- **SHORT PROBLEM**:
Copy the lines that follow, keeping every character the same.

═══

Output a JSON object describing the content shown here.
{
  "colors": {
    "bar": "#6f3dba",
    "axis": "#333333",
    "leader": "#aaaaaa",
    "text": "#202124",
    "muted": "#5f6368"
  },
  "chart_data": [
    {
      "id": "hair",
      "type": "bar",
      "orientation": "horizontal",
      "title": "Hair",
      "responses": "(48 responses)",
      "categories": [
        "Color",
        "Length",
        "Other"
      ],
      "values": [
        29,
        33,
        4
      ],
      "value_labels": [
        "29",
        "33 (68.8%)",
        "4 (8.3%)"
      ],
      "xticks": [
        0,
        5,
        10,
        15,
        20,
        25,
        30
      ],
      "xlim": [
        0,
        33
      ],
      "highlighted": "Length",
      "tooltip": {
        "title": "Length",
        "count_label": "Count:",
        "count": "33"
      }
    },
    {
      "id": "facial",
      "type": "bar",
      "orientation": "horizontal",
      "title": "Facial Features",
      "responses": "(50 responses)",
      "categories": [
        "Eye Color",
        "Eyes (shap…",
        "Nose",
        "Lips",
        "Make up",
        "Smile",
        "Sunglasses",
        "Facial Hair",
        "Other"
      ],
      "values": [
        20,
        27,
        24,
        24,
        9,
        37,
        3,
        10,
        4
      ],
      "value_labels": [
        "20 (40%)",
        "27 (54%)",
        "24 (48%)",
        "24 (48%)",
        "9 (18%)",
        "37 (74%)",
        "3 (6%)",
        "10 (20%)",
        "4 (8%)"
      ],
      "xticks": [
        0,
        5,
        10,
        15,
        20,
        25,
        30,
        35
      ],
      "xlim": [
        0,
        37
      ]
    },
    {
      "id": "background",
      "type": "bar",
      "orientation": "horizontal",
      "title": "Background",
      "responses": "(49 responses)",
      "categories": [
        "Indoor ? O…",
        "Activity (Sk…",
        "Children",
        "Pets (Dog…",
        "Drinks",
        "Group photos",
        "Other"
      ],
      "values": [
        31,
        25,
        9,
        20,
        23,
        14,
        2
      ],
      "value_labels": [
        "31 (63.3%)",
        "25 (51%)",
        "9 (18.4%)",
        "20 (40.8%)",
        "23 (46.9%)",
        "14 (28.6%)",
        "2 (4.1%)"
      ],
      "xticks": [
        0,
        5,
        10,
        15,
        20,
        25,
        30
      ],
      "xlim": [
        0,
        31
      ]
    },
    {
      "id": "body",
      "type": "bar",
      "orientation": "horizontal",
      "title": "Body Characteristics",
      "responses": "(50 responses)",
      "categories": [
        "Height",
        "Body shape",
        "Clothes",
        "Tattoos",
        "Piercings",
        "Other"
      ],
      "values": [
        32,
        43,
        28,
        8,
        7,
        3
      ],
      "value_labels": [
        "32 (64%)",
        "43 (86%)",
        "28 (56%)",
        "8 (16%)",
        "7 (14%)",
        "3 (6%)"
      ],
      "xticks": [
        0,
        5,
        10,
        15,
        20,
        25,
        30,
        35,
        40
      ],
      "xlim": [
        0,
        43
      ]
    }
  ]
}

═══

- **CORRECT OUTPUT**:
Output a JSON object describing the content shown here.
{
  "colors": {
    "bar": "#6f3dba",
    "axis": "#333333",
    "leader": "#aaaaaa",
    "text": "#202124",
    "muted": "#5f6368"
  },
  "chart_data": [
    {
      "id": "hair",
      "type": "bar",
      "orientation": "horizontal",
      "title": "Hair",
      "responses": "(48 responses)",
      "categories": [
        "Color",
        "Length",
        "Other"
      ],
      "values": [
        29,
        33,
        4
      ],
      "value_labels": [
        "29",
        "33 (68.8%)",
        "4 (8.3%)"
      ],
      "xticks": [
        0,
        5,
        10,
        15,
        20,
        25,
        30
      ],
      "xlim": [
        0,
        33
      ],
      "highlighted": "Length",
      "tooltip": {
        "title": "Length",
        "count_label": "Count:",
        "count": "33"
      }
    },
    {
      "id": "facial",
      "type": "bar",
      "orientation": "horizontal",
      "title": "Facial Features",
      "responses": "(50 responses)",
      "categories": [
        "Eye Color",
        "Eyes (shap…",
        "Nose",
        "Lips",
        "Make up",
        "Smile",
        "Sunglasses",
        "Facial Hair",
        "Other"
      ],
      "values": [
        20,
        27,
        24,
        24,
        9,
        37,
        3,
        10,
        4
      ],
      "value_labels": [
        "20 (40%)",
        "27 (54%)",
        "24 (48%)",
        "24 (48%)",
        "9 (18%)",
        "37 (74%)",
        "3 (6%)",
        "10 (20%)",
        "4 (8%)"
      ],
      "xticks": [
        0,
        5,
        10,
        15,
        20,
        25,
        30,
        35
      ],
      "xlim": [
        0,
        37
      ]
    },
    {
      "id": "background",
      "type": "bar",
      "orientation": "horizontal",
      "title": "Background",
      "responses": "(49 responses)",
      "categories": [
        "Indoor ? O…",
        "Activity (Sk…",
        "Children",
        "Pets (Dog…",
        "Drinks",
        "Group photos",
        "Other"
      ],
      "values": [
        31,
        25,
        9,
        20,
        23,
        14,
        2
      ],
      "value_labels": [
        "31 (63.3%)",
        "25 (51%)",
        "9 (18.4%)",
        "20 (40.8%)",
        "23 (46.9%)",
        "14 (28.6%)",
        "2 (4.1%)"
      ],
      "xticks": [
        0,
        5,
        10,
        15,
        20,
        25,
        30
      ],
      "xlim": [
        0,
        31
      ]
    },
    {
      "id": "body",
      "type": "bar",
      "orientation": "horizontal",
      "title": "Body Characteristics",
      "responses": "(50 responses)",
      "categories": [
        "Height",
        "Body shape",
        "Clothes",
        "Tattoos",
        "Piercings",
        "Other"
      ],
      "values": [
        32,
        43,
        28,
        8,
        7,
        3
      ],
      "value_labels": [
        "32 (64%)",
        "43 (86%)",
        "28 (56%)",
        "8 (16%)",
        "7 (14%)",
        "3 (6%)"
      ],
      "xticks": [
        0,
        5,
        10,
        15,
        20,
        25,
        30,
        35,
        40
      ],
      "xlim": [
        0,
        43
      ]
    }
  ]
}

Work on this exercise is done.